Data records
- - -

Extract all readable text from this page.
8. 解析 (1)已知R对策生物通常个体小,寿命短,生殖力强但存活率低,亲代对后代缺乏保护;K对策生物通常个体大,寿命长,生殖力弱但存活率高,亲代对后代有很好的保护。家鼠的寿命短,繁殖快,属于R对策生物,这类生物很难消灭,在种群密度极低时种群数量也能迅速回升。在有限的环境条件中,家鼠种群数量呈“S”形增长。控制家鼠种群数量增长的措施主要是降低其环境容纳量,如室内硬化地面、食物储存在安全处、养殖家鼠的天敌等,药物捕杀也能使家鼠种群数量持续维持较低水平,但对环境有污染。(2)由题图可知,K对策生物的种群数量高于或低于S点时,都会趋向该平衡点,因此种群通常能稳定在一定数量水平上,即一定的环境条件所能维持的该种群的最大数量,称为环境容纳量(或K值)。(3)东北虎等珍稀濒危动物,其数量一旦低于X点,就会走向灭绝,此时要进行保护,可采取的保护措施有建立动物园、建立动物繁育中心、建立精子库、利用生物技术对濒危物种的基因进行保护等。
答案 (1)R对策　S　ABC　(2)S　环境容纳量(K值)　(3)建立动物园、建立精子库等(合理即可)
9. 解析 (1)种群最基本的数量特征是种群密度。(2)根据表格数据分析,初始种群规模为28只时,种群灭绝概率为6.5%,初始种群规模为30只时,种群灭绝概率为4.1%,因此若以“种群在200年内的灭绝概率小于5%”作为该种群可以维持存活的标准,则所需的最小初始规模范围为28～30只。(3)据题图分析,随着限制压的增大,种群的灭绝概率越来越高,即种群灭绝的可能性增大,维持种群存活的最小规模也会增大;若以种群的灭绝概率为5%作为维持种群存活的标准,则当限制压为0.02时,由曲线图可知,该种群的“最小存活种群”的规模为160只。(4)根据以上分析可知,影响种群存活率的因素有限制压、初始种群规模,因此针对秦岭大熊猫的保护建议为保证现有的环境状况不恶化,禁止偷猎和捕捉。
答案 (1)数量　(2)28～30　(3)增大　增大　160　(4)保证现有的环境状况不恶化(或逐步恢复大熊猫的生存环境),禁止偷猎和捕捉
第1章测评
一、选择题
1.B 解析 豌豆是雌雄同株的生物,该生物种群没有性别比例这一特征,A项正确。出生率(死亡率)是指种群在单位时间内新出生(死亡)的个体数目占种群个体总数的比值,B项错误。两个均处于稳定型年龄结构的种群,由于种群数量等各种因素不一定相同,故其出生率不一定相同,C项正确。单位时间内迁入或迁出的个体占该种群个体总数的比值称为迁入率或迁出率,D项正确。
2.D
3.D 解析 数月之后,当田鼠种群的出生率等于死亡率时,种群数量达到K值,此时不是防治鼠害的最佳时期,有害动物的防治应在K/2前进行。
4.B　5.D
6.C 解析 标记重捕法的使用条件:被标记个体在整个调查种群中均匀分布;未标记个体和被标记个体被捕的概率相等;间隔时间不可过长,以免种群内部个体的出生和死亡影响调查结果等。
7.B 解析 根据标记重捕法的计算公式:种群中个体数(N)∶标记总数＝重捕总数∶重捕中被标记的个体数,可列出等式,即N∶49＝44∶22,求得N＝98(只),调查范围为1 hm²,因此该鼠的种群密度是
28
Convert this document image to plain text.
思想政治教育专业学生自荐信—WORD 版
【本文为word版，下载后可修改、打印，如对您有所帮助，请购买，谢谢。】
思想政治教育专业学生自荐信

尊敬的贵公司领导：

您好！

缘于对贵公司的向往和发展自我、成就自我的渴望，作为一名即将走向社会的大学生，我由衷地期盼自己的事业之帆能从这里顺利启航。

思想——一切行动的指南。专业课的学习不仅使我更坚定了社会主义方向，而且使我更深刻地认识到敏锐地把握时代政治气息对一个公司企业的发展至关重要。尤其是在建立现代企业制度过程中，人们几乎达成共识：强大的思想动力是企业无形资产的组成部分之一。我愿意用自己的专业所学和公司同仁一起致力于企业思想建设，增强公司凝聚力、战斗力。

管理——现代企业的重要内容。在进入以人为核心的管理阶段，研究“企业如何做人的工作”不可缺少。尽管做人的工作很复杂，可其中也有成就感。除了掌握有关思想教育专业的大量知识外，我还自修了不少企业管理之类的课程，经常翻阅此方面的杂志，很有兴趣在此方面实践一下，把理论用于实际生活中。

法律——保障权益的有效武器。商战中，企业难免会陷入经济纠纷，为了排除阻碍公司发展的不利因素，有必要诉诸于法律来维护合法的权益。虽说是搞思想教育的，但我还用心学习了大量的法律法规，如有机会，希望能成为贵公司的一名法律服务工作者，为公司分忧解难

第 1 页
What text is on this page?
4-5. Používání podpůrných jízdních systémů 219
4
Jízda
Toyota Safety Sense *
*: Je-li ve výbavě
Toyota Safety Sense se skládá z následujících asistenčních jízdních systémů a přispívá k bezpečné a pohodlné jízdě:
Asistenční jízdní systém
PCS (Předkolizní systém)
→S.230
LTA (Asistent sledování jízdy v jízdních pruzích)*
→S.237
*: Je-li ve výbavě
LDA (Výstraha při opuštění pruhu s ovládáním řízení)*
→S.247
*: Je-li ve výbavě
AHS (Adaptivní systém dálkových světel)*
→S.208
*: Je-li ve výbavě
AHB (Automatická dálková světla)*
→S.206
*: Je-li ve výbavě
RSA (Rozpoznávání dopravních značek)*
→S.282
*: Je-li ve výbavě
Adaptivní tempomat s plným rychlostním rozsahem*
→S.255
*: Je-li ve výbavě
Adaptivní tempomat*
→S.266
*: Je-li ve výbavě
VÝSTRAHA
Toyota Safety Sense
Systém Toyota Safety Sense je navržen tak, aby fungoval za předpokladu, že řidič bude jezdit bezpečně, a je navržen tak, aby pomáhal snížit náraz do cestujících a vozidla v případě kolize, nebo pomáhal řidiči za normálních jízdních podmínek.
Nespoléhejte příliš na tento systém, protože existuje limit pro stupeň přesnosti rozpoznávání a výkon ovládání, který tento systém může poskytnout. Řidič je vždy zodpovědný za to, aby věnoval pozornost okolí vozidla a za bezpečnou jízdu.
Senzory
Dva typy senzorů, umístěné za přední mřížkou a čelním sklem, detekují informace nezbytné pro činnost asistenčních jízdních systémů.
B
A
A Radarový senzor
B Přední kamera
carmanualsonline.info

- - -

## Exercise objective:
Look through the entries above. Extract each line with the word "tempomat".

## Task solution:
Adaptivní tempomat s plným rychlostním rozsahem*
Adaptivní tempomat*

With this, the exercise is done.